• _YOUR TASK_:
From the listing below, pull out every line where the string "Photon" appears.

--- LISTED ENTRIES ---

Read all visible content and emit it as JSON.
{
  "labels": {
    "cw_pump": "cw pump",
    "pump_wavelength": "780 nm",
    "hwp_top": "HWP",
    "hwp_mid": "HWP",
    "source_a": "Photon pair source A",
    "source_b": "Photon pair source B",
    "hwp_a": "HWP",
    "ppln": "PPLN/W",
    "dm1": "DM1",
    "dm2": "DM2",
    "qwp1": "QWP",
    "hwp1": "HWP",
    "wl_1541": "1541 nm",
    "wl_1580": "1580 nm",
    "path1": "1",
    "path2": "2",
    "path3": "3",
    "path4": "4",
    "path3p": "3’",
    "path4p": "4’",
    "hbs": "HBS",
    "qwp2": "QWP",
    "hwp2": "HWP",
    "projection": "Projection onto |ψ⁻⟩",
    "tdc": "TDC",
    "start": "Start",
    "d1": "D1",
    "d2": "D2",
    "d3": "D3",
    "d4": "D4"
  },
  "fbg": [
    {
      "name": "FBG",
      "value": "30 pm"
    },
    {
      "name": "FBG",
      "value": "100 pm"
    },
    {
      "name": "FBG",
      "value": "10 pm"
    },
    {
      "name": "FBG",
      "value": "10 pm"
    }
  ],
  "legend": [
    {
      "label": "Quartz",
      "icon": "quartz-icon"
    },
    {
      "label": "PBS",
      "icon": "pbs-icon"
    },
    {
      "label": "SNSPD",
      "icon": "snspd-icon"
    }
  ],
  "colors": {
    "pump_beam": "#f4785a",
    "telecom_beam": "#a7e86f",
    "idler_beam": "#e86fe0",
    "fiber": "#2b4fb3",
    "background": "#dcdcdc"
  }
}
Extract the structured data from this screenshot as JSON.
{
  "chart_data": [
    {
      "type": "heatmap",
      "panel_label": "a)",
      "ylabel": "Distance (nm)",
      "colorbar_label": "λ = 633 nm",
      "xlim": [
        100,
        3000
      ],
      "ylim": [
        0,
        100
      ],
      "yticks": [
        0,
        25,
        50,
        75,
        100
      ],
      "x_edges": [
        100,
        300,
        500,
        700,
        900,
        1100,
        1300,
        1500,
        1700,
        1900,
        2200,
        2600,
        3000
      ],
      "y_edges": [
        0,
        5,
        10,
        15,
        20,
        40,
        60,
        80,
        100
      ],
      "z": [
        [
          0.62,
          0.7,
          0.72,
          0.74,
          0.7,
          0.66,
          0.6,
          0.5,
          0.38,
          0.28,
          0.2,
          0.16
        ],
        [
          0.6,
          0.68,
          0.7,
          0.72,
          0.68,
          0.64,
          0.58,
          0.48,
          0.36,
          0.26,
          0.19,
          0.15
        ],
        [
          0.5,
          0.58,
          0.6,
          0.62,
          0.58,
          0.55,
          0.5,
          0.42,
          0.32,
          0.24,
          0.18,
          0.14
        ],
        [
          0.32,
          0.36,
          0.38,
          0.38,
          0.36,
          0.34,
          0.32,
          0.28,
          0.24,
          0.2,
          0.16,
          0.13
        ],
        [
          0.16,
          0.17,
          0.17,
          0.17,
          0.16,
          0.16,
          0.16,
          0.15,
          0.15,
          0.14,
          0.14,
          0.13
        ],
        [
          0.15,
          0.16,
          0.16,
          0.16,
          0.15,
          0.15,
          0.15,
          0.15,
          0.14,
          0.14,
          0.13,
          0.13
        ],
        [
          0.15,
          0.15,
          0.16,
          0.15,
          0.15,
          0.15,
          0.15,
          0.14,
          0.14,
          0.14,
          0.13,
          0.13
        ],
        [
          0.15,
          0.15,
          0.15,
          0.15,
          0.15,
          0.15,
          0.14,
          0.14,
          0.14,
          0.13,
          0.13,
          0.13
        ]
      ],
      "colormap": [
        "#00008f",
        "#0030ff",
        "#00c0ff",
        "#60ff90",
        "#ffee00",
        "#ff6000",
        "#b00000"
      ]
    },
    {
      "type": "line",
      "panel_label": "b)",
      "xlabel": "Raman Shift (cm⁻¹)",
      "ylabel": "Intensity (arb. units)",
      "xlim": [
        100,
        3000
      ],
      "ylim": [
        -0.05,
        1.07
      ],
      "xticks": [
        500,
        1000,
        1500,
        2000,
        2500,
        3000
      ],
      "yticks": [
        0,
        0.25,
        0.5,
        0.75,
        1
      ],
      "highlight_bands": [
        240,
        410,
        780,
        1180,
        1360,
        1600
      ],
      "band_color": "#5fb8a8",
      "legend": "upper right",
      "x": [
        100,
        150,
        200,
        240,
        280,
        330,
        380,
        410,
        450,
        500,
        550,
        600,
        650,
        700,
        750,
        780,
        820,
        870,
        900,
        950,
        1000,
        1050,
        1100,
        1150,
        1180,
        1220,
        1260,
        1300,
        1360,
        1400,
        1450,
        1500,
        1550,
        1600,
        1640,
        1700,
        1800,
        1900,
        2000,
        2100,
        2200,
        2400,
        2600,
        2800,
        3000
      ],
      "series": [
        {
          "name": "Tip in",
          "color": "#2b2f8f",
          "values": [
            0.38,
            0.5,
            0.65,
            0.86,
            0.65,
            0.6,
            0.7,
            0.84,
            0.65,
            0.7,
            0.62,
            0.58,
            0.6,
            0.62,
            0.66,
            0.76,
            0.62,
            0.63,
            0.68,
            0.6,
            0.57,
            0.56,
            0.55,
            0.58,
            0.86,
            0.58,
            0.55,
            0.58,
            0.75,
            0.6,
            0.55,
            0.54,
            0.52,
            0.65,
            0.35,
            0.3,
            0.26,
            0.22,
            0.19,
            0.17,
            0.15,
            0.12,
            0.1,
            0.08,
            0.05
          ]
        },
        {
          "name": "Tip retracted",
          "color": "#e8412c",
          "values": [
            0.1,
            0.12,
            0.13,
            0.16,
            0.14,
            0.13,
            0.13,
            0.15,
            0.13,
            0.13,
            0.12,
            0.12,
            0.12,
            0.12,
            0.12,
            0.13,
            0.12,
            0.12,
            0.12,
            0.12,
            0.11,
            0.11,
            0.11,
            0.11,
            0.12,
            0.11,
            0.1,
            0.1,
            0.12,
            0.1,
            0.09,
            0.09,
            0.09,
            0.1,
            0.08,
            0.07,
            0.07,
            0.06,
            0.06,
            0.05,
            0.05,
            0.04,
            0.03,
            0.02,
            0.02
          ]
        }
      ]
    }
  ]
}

---

• _EXPECTED ANSWER_:
    "source_a": "Photon pair source A",
    "source_b": "Photon pair source B",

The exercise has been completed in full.